→ Written task: Copy every line that mentions the word "title".

(Source data)
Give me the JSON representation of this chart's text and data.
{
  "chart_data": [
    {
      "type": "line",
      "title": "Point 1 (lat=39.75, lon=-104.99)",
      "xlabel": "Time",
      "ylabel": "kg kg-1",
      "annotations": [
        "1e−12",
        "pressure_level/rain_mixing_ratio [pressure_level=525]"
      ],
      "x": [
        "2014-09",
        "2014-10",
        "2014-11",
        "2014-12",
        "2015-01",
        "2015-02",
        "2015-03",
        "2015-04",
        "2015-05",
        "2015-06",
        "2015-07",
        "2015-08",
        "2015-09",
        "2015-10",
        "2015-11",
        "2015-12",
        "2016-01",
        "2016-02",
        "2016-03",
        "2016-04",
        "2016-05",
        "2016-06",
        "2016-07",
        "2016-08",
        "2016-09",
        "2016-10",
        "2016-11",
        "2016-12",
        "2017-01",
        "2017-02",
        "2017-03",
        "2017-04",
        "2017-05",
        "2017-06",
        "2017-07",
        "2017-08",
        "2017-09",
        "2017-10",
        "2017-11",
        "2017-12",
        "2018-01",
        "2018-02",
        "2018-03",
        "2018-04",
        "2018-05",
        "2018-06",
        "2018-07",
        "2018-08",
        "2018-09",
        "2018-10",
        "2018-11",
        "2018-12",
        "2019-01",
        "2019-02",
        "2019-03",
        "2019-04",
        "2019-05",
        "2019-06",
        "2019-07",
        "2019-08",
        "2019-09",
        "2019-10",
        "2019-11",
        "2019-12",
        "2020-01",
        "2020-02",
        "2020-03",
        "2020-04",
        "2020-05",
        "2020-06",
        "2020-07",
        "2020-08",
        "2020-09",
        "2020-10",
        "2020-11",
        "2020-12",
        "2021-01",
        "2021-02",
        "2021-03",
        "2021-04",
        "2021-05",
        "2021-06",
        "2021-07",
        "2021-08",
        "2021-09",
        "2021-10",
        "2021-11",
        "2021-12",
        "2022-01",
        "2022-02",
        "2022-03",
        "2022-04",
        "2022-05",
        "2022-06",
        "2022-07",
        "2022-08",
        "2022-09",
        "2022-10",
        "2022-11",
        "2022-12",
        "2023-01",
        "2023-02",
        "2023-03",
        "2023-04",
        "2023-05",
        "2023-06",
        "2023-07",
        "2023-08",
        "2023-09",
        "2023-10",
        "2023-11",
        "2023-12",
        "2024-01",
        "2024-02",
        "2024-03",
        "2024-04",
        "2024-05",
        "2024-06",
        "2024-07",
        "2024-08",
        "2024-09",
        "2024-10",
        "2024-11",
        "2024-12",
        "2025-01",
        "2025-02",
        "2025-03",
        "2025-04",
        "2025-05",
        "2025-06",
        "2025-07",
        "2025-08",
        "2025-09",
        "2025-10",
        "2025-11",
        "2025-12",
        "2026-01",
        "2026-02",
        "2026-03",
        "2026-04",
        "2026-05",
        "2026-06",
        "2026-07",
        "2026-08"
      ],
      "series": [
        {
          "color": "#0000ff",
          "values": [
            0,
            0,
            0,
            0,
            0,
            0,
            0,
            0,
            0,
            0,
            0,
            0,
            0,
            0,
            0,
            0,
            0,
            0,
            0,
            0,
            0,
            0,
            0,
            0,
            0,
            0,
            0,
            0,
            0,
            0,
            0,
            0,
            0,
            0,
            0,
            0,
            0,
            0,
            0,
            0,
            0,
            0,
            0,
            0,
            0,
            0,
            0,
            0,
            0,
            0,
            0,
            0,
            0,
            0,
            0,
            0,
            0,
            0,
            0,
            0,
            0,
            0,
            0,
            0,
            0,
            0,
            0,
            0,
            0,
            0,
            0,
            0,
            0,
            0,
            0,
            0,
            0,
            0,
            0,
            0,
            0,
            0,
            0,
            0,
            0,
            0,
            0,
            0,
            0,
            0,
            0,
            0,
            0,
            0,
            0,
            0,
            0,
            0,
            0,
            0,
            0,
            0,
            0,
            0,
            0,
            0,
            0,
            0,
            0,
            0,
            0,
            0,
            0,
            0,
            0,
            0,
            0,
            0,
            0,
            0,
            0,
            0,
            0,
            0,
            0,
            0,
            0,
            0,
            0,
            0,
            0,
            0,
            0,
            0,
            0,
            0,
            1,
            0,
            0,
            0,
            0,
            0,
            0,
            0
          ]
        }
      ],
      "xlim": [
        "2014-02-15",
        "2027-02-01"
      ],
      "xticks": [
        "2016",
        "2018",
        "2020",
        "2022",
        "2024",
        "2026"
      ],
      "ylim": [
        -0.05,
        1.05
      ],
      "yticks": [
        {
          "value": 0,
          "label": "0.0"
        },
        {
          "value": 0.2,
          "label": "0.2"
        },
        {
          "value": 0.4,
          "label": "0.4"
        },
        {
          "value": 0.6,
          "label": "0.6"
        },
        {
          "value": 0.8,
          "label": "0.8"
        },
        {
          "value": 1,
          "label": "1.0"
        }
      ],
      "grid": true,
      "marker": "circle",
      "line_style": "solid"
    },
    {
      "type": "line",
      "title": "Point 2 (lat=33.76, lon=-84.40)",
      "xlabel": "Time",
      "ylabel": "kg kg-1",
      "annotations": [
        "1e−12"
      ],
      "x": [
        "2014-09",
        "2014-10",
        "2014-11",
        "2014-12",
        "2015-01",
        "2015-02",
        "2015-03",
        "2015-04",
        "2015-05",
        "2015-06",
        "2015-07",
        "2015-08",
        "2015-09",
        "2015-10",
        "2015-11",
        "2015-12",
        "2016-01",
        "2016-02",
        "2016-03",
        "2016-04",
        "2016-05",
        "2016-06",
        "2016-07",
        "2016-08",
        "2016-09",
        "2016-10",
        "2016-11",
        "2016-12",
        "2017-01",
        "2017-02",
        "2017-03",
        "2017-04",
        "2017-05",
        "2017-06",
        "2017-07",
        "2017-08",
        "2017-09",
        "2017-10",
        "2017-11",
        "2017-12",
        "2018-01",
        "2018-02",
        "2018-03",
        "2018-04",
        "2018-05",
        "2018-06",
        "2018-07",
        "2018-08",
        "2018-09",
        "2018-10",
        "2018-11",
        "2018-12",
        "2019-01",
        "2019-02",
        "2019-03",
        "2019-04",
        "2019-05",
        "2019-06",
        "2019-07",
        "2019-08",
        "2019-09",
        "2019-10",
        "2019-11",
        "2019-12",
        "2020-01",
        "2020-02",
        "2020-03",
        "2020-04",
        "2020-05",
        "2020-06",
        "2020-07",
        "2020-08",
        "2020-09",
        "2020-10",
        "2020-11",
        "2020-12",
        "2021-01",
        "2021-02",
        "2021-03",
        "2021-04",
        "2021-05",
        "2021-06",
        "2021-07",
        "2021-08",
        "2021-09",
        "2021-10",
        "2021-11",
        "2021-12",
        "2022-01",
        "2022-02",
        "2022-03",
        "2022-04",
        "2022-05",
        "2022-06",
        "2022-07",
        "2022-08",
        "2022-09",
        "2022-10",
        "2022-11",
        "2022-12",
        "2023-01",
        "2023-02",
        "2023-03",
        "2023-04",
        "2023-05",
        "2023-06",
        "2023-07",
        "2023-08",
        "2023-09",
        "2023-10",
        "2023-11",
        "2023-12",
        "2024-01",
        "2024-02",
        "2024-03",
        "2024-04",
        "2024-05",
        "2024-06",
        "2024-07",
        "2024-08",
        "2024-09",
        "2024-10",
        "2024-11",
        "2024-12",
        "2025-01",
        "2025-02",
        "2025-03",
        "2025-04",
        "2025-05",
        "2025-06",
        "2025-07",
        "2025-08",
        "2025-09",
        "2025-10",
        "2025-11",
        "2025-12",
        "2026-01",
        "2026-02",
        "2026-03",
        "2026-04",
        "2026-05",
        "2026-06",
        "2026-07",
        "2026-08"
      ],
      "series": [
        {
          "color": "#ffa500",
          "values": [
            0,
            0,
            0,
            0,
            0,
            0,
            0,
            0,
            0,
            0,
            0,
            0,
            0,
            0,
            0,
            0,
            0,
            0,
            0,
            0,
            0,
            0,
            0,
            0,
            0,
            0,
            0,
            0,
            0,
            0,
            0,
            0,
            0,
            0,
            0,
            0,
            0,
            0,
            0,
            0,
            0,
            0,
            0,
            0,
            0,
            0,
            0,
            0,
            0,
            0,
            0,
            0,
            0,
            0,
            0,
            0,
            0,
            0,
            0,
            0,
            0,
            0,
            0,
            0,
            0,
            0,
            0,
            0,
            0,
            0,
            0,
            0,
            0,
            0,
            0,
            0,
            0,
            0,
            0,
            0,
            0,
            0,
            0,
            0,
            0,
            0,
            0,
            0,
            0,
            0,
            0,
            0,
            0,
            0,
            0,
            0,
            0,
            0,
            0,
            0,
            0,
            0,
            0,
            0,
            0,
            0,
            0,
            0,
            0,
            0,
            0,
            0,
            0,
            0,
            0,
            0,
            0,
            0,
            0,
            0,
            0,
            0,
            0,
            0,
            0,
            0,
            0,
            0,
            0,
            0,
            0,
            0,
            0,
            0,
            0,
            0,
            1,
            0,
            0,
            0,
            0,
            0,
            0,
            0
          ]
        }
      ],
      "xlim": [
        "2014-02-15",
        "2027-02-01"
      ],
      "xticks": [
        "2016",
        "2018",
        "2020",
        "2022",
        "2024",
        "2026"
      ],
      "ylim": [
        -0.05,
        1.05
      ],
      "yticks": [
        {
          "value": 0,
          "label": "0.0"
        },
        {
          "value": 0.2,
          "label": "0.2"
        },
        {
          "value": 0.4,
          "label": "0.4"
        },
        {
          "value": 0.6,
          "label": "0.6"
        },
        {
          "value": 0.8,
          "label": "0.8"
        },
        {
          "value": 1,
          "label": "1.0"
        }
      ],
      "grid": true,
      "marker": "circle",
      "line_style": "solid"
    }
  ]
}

→ The completed task:
      "title": "Point 1 (lat=39.75, lon=-104.99)",
      "title": "Point 2 (lat=33.76, lon=-84.40)",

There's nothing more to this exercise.